**Exercise details:**
Present the listing from its first line through the line containing "collection-instruction: Take your" as a Markdown table with the columns Row and Line, skipping blank lines.

**Record excerpts:**
□ □ □
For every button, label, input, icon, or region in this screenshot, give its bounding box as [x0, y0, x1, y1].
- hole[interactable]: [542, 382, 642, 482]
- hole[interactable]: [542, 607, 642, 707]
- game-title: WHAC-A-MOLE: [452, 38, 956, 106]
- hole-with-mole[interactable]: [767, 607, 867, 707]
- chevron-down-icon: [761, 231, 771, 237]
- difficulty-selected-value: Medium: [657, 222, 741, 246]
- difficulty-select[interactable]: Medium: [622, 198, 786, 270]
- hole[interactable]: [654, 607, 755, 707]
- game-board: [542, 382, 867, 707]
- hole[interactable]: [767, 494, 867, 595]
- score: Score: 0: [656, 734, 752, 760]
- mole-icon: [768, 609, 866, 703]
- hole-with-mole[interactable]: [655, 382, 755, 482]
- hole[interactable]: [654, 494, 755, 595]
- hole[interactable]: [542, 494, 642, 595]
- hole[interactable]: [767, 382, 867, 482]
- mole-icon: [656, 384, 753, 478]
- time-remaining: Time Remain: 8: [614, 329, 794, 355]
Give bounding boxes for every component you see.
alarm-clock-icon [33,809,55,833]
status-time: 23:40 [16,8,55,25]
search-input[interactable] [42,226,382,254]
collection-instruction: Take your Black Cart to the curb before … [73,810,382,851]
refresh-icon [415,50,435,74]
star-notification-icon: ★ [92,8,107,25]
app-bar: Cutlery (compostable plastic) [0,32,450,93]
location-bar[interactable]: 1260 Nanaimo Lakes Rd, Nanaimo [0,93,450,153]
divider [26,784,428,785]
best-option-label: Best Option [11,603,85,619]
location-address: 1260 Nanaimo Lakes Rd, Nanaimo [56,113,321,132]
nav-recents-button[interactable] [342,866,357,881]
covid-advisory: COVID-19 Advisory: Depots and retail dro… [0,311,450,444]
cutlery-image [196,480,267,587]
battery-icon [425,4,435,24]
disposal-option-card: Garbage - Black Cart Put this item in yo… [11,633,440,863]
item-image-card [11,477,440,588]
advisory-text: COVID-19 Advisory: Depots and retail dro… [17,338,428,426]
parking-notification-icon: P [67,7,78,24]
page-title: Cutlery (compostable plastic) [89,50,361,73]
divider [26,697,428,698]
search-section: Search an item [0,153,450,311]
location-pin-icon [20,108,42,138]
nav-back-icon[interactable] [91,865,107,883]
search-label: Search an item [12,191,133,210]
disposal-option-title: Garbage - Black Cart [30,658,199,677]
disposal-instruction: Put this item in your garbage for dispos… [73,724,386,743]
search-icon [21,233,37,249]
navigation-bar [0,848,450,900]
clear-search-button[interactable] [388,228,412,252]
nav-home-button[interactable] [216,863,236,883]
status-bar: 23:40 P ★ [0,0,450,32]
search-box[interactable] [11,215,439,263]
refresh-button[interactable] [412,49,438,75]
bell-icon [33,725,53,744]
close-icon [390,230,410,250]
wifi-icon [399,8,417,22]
□ □ □
**Task answer:**
| Row | Line |
|---|---|
| 1 | For every button, label, input, icon, or region in this screenshot, give its bounding box as [x0, y0, x1, y1]. |
| 2 | - hole[interactable]: [542, 382, 642, 482] |
| 3 | - hole[interactable]: [542, 607, 642, 707] |
| 4 | - game-title: WHAC-A-MOLE: [452, 38, 956, 106] |
| 5 | - hole-with-mole[interactable]: [767, 607, 867, 707] |
| 6 | - chevron-down-icon: [761, 231, 771, 237] |
| 7 | - difficulty-selected-value: Medium: [657, 222, 741, 246] |
| 8 | - difficulty-select[interactable]: Medium: [622, 198, 786, 270] |
| 9 | - hole[interactable]: [654, 607, 755, 707] |
| 10 | - game-board: [542, 382, 867, 707] |
| 11 | - hole[interactable]: [767, 494, 867, 595] |
| 12 | - score: Score: 0: [656, 734, 752, 760] |
| 13 | - mole-icon: [768, 609, 866, 703] |
| 14 | - hole-with-mole[interactable]: [655, 382, 755, 482] |
| 15 | - hole[interactable]: [654, 494, 755, 595] |
| 16 | - hole[interactable]: [542, 494, 642, 595] |
| 17 | - hole[interactable]: [767, 382, 867, 482] |
| 18 | - mole-icon: [656, 384, 753, 478] |
| 19 | - time-remaining: Time Remain: 8: [614, 329, 794, 355] |
| 20 | Give bounding boxes for every component you see. |
| 21 | alarm-clock-icon [33,809,55,833] |
| 22 | status-time: 23:40 [16,8,55,25] |
| 23 | search-input[interactable] [42,226,382,254] |
| 24 | collection-instruction: Take your Black Cart to the curb before … [73,810,382,851] |